What is being asked =
Skip the pictures and repeat each line of the data exactly.

====== Information supplied ======

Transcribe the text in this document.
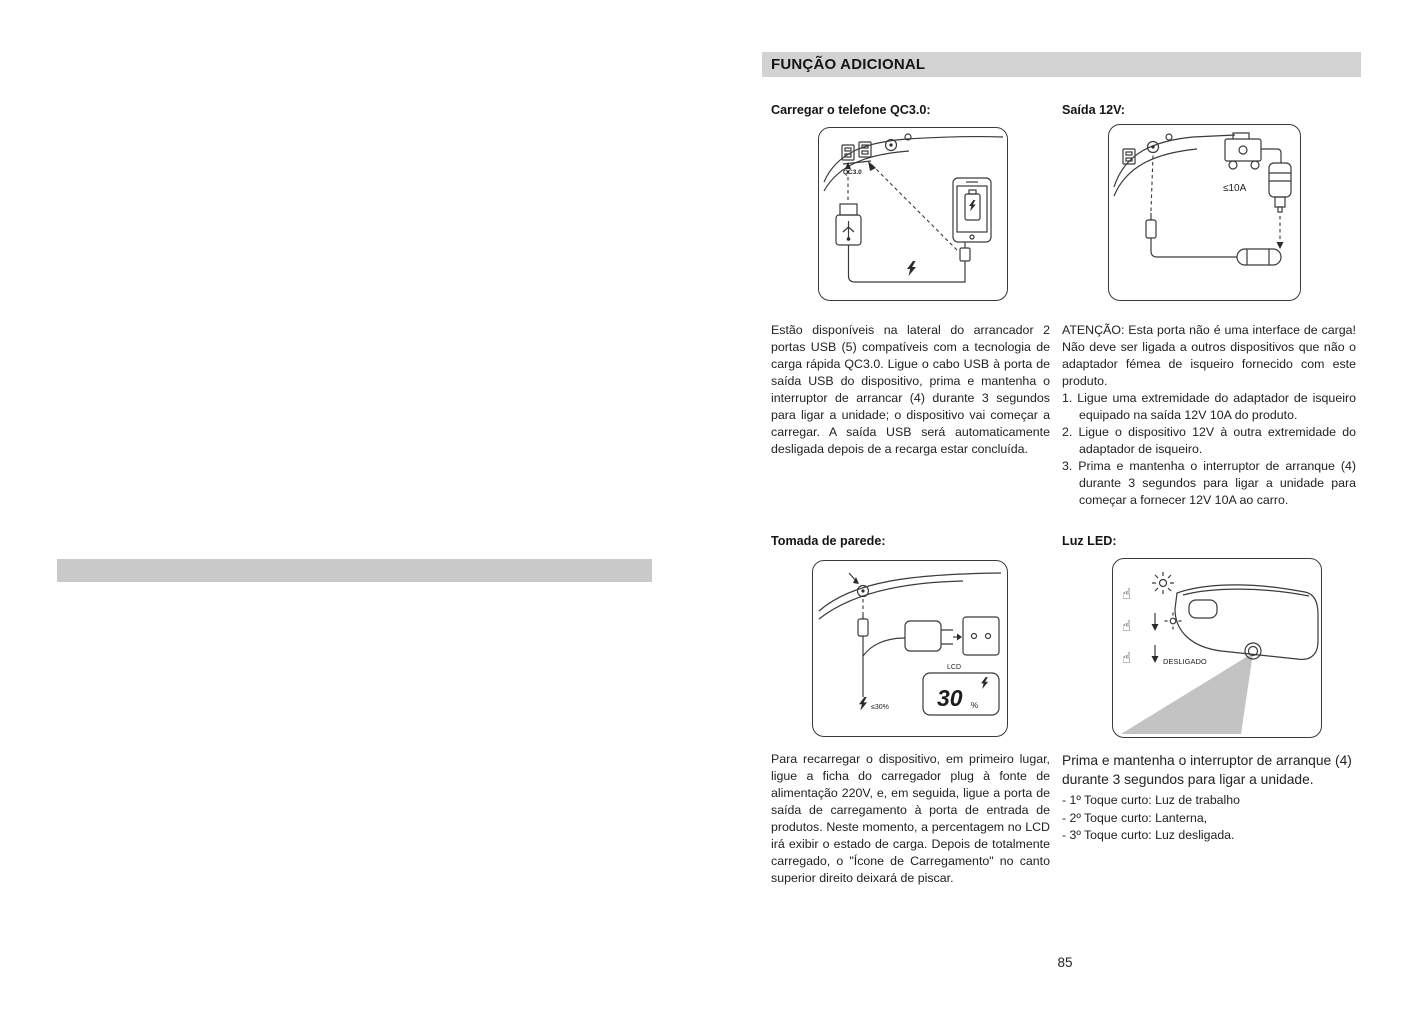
FUNÇÃO ADICIONAL
Carregar o telefone QC3.0:	Saída 12V:
QC3.0
≤10A

Estão disponíveis na lateral do arrancador 2 portas USB (5) compatíveis com a tecnologia de carga rápida QC3.0. Ligue o cabo USB à porta de saída USB do dispositivo, prima e mantenha o interruptor de arrancar (4) durante 3 segundos para ligar a unidade; o dispositivo vai começar a carregar. A saída USB será automaticamente desligada depois de a recarga estar concluída.

ATENÇÃO: Esta porta não é uma interface de carga! Não deve ser ligada a outros dispositivos que não o adaptador fémea de isqueiro fornecido com este produto.

1. Ligue uma extremidade do adaptador de isqueiro equipado na saída 12V 10A do produto.
2. Ligue o dispositivo 12V à outra extremidade do adaptador de isqueiro.
3. Prima e mantenha o interruptor de arranque (4) durante 3 segundos para ligar a unidade para começar a fornecer 12V 10A ao carro.
Tomada de parede:	Luz LED:
≤30%
LCD
30 %
☝
☝
☝	DESLIGADO

Para recarregar o dispositivo, em primeiro lugar, ligue a ficha do carregador plug à fonte de alimentação 220V, e, em seguida, ligue a porta de saída de carregamento à porta de entrada de produtos. Neste momento, a percentagem no LCD irá exibir o estado de carga. Depois de totalmente carregado, o "Ícone de Carregamento" no canto superior direito deixará de piscar.

Prima e mantenha o interruptor de arranque (4) durante 3 segundos para ligar a unidade.

- 1º Toque curto: Luz de trabalho
- 2º Toque curto: Lanterna,
- 3º Toque curto: Luz desligada.
85
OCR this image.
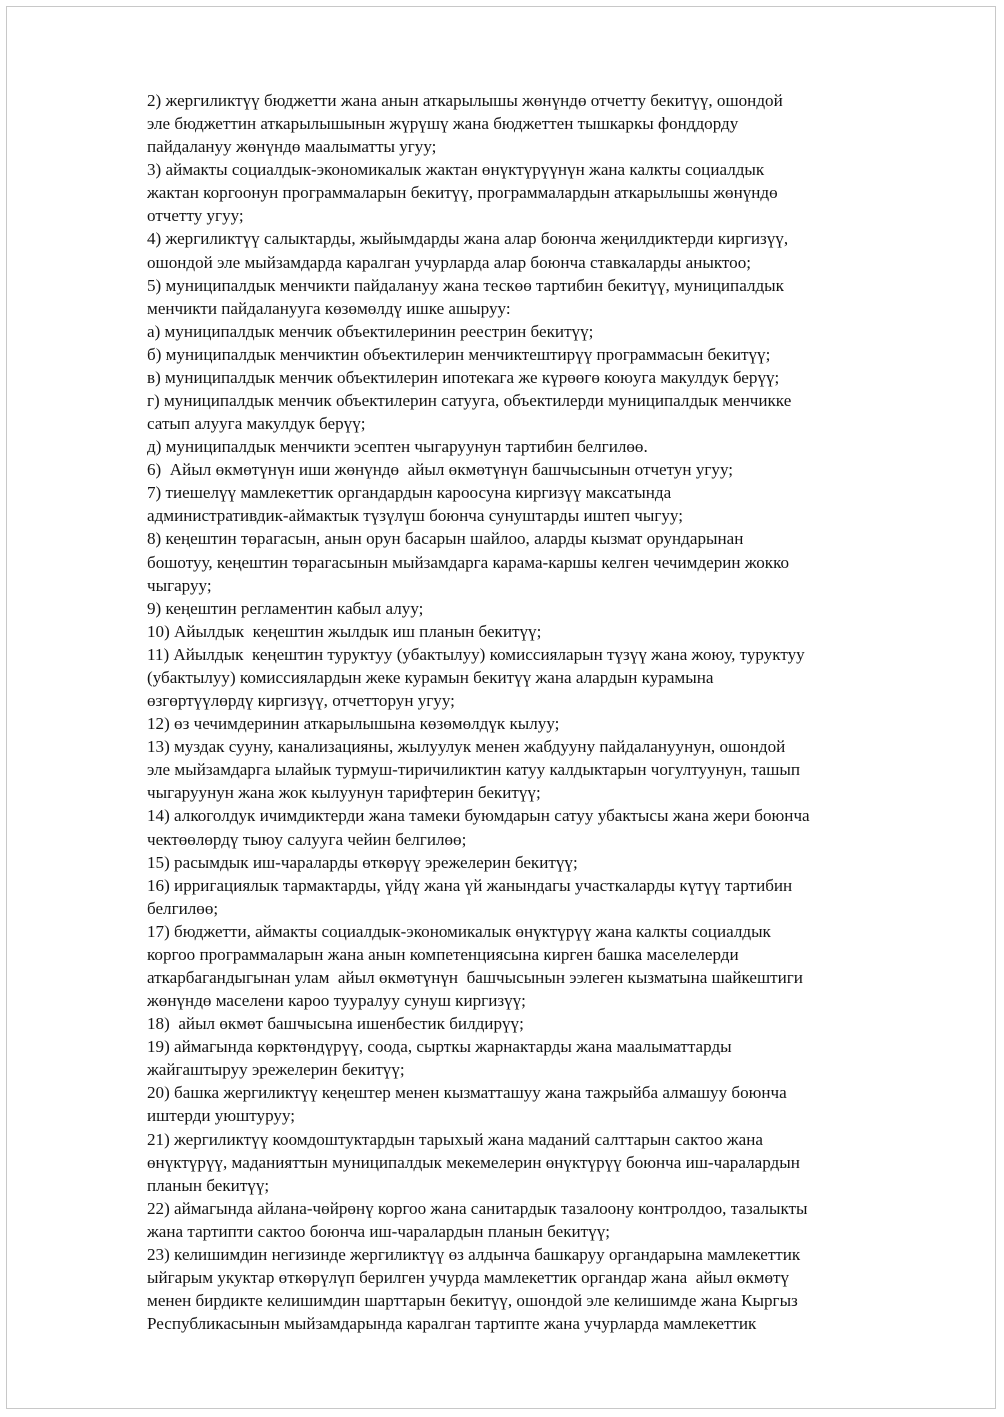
2) жергиликтүү бюджетти жана анын аткарылышы жөнүндө отчетту бекитүү, ошондой
эле бюджеттин аткарылышынын жүрүшү жана бюджеттен тышкаркы фонддорду
пайдалануу жөнүндө маалыматты угуу;
3) аймакты социалдык-экономикалык жактан өнүктүрүүнүн жана калкты социалдык
жактан коргоонун программаларын бекитүү, программалардын аткарылышы жөнүндө
отчетту угуу;
4) жергиликтүү салыктарды, жыйымдарды жана алар боюнча жеңилдиктерди киргизүү,
ошондой эле мыйзамдарда каралган учурларда алар боюнча ставкаларды аныктоо;
5) муниципалдык менчикти пайдалануу жана тескөө тартибин бекитүү, муниципалдык
менчикти пайдаланууга көзөмөлдү ишке ашыруу:
а) муниципалдык менчик объектилеринин реестрин бекитүү;
б) муниципалдык менчиктин объектилерин менчиктештирүү программасын бекитүү;
в) муниципалдык менчик объектилерин ипотекага же күрөөгө коюуга макулдук берүү;
г) муниципалдык менчик объектилерин сатууга, объектилерди муниципалдык менчикке
сатып алууга макулдук берүү;
д) муниципалдык менчикти эсептен чыгаруунун тартибин белгилөө.
6)  Айыл өкмөтүнүн иши жөнүндө  айыл өкмөтүнүн башчысынын отчетун угуу;
7) тиешелүү мамлекеттик органдардын кароосуна киргизүү максатында
административдик-аймактык түзүлүш боюнча сунуштарды иштеп чыгуу;
8) кеңештин төрагасын, анын орун басарын шайлоо, аларды кызмат орундарынан
бошотуу, кеңештин төрагасынын мыйзамдарга карама-каршы келген чечимдерин жокко
чыгаруу;
9) кеңештин регламентин кабыл алуу;
10) Айылдык  кеңештин жылдык иш планын бекитүү;
11) Айылдык  кеңештин туруктуу (убактылуу) комиссияларын түзүү жана жоюу, туруктуу
(убактылуу) комиссиялардын жеке курамын бекитүү жана алардын курамына
өзгөртүүлөрдү киргизүү, отчетторун угуу;
12) өз чечимдеринин аткарылышына көзөмөлдүк кылуу;
13) муздак сууну, канализацияны, жылуулук менен жабдууну пайдалануунун, ошондой
эле мыйзамдарга ылайык турмуш-тиричиликтин катуу калдыктарын чогултуунун, ташып
чыгаруунун жана жок кылуунун тарифтерин бекитүү;
14) алкоголдук ичимдиктерди жана тамеки буюмдарын сатуу убактысы жана жери боюнча
чектөөлөрдү тыюу салууга чейин белгилөө;
15) расымдык иш-чараларды өткөрүү эрежелерин бекитүү;
16) ирригациялык тармактарды, үйдү жана үй жанындагы участкаларды күтүү тартибин
белгилөө;
17) бюджетти, аймакты социалдык-экономикалык өнүктүрүү жана калкты социалдык
коргоо программаларын жана анын компетенциясына кирген башка маселелерди
аткарбагандыгынан улам  айыл өкмөтүнүн  башчысынын ээлеген кызматына шайкештиги
жөнүндө маселени кароо тууралуу сунуш киргизүү;
18)  айыл өкмөт башчысына ишенбестик билдирүү;
19) аймагында көрктөндүрүү, соода, сырткы жарнактарды жана маалыматтарды
жайгаштыруу эрежелерин бекитүү;
20) башка жергиликтүү кеңештер менен кызматташуу жана тажрыйба алмашуу боюнча
иштерди уюштуруу;
21) жергиликтүү коомдоштуктардын тарыхый жана маданий салттарын сактоо жана
өнүктүрүү, маданияттын муниципалдык мекемелерин өнүктүрүү боюнча иш-чаралардын
планын бекитүү;
22) аймагында айлана-чөйрөнү коргоо жана санитардык тазалоону контролдоо, тазалыкты
жана тартипти сактоо боюнча иш-чаралардын планын бекитүү;
23) келишимдин негизинде жергиликтүү өз алдынча башкаруу органдарына мамлекеттик
ыйгарым укуктар өткөрүлүп берилген учурда мамлекеттик органдар жана  айыл өкмөтү
менен бирдикте келишимдин шарттарын бекитүү, ошондой эле келишимде жана Кыргыз
Республикасынын мыйзамдарында каралган тартипте жана учурларда мамлекеттик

======

Full output =
Transcribe the text in this document.
FUNÇÃO ADICIONAL
Carregar o telefone QC3.0:	Saída 12V:
QC3.0
≤10A

Estão disponíveis na lateral do arrancador 2 portas USB (5) compatíveis com a tecnologia de carga rápida QC3.0. Ligue o cabo USB à porta de saída USB do dispositivo, prima e mantenha o interruptor de arrancar (4) durante 3 segundos para ligar a unidade; o dispositivo vai começar a carregar. A saída USB será automaticamente desligada depois de a recarga estar concluída.

ATENÇÃO: Esta porta não é uma interface de carga! Não deve ser ligada a outros dispositivos que não o adaptador fémea de isqueiro fornecido com este produto.

1. Ligue uma extremidade do adaptador de isqueiro equipado na saída 12V 10A do produto.
2. Ligue o dispositivo 12V à outra extremidade do adaptador de isqueiro.
3. Prima e mantenha o interruptor de arranque (4) durante 3 segundos para ligar a unidade para começar a fornecer 12V 10A ao carro.
Tomada de parede:	Luz LED:
≤30%
LCD
30 %
☝
☝
☝	DESLIGADO

Para recarregar o dispositivo, em primeiro lugar, ligue a ficha do carregador plug à fonte de alimentação 220V, e, em seguida, ligue a porta de saída de carregamento à porta de entrada de produtos. Neste momento, a percentagem no LCD irá exibir o estado de carga. Depois de totalmente carregado, o "Ícone de Carregamento" no canto superior direito deixará de piscar.

Prima e mantenha o interruptor de arranque (4) durante 3 segundos para ligar a unidade.

- 1º Toque curto: Luz de trabalho
- 2º Toque curto: Lanterna,
- 3º Toque curto: Luz desligada.
85
OCR this image.
2) жергиликтүү бюджетти жана анын аткарылышы жөнүндө отчетту бекитүү, ошондой
эле бюджеттин аткарылышынын жүрүшү жана бюджеттен тышкаркы фонддорду
пайдалануу жөнүндө маалыматты угуу;
3) аймакты социалдык-экономикалык жактан өнүктүрүүнүн жана калкты социалдык
жактан коргоонун программаларын бекитүү, программалардын аткарылышы жөнүндө
отчетту угуу;
4) жергиликтүү салыктарды, жыйымдарды жана алар боюнча жеңилдиктерди киргизүү,
ошондой эле мыйзамдарда каралган учурларда алар боюнча ставкаларды аныктоо;
5) муниципалдык менчикти пайдалануу жана тескөө тартибин бекитүү, муниципалдык
менчикти пайдаланууга көзөмөлдү ишке ашыруу:
а) муниципалдык менчик объектилеринин реестрин бекитүү;
б) муниципалдык менчиктин объектилерин менчиктештирүү программасын бекитүү;
в) муниципалдык менчик объектилерин ипотекага же күрөөгө коюуга макулдук берүү;
г) муниципалдык менчик объектилерин сатууга, объектилерди муниципалдык менчикке
сатып алууга макулдук берүү;
д) муниципалдык менчикти эсептен чыгаруунун тартибин белгилөө.
6)  Айыл өкмөтүнүн иши жөнүндө  айыл өкмөтүнүн башчысынын отчетун угуу;
7) тиешелүү мамлекеттик органдардын кароосуна киргизүү максатында
административдик-аймактык түзүлүш боюнча сунуштарды иштеп чыгуу;
8) кеңештин төрагасын, анын орун басарын шайлоо, аларды кызмат орундарынан
бошотуу, кеңештин төрагасынын мыйзамдарга карама-каршы келген чечимдерин жокко
чыгаруу;
9) кеңештин регламентин кабыл алуу;
10) Айылдык  кеңештин жылдык иш планын бекитүү;
11) Айылдык  кеңештин туруктуу (убактылуу) комиссияларын түзүү жана жоюу, туруктуу
(убактылуу) комиссиялардын жеке курамын бекитүү жана алардын курамына
өзгөртүүлөрдү киргизүү, отчетторун угуу;
12) өз чечимдеринин аткарылышына көзөмөлдүк кылуу;
13) муздак сууну, канализацияны, жылуулук менен жабдууну пайдалануунун, ошондой
эле мыйзамдарга ылайык турмуш-тиричиликтин катуу калдыктарын чогултуунун, ташып
чыгаруунун жана жок кылуунун тарифтерин бекитүү;
14) алкоголдук ичимдиктерди жана тамеки буюмдарын сатуу убактысы жана жери боюнча
чектөөлөрдү тыюу салууга чейин белгилөө;
15) расымдык иш-чараларды өткөрүү эрежелерин бекитүү;
16) ирригациялык тармактарды, үйдү жана үй жанындагы участкаларды күтүү тартибин
белгилөө;
17) бюджетти, аймакты социалдык-экономикалык өнүктүрүү жана калкты социалдык
коргоо программаларын жана анын компетенциясына кирген башка маселелерди
аткарбагандыгынан улам  айыл өкмөтүнүн  башчысынын ээлеген кызматына шайкештиги
жөнүндө маселени кароо тууралуу сунуш киргизүү;
18)  айыл өкмөт башчысына ишенбестик билдирүү;
19) аймагында көрктөндүрүү, соода, сырткы жарнактарды жана маалыматтарды
жайгаштыруу эрежелерин бекитүү;
20) башка жергиликтүү кеңештер менен кызматташуу жана тажрыйба алмашуу боюнча
иштерди уюштуруу;
21) жергиликтүү коомдоштуктардын тарыхый жана маданий салттарын сактоо жана
өнүктүрүү, маданияттын муниципалдык мекемелерин өнүктүрүү боюнча иш-чаралардын
планын бекитүү;
22) аймагында айлана-чөйрөнү коргоо жана санитардык тазалоону контролдоо, тазалыкты
жана тартипти сактоо боюнча иш-чаралардын планын бекитүү;
23) келишимдин негизинде жергиликтүү өз алдынча башкаруу органдарына мамлекеттик
ыйгарым укуктар өткөрүлүп берилген учурда мамлекеттик органдар жана  айыл өкмөтү
менен бирдикте келишимдин шарттарын бекитүү, ошондой эле келишимде жана Кыргыз
Республикасынын мыйзамдарында каралган тартипте жана учурларда мамлекеттик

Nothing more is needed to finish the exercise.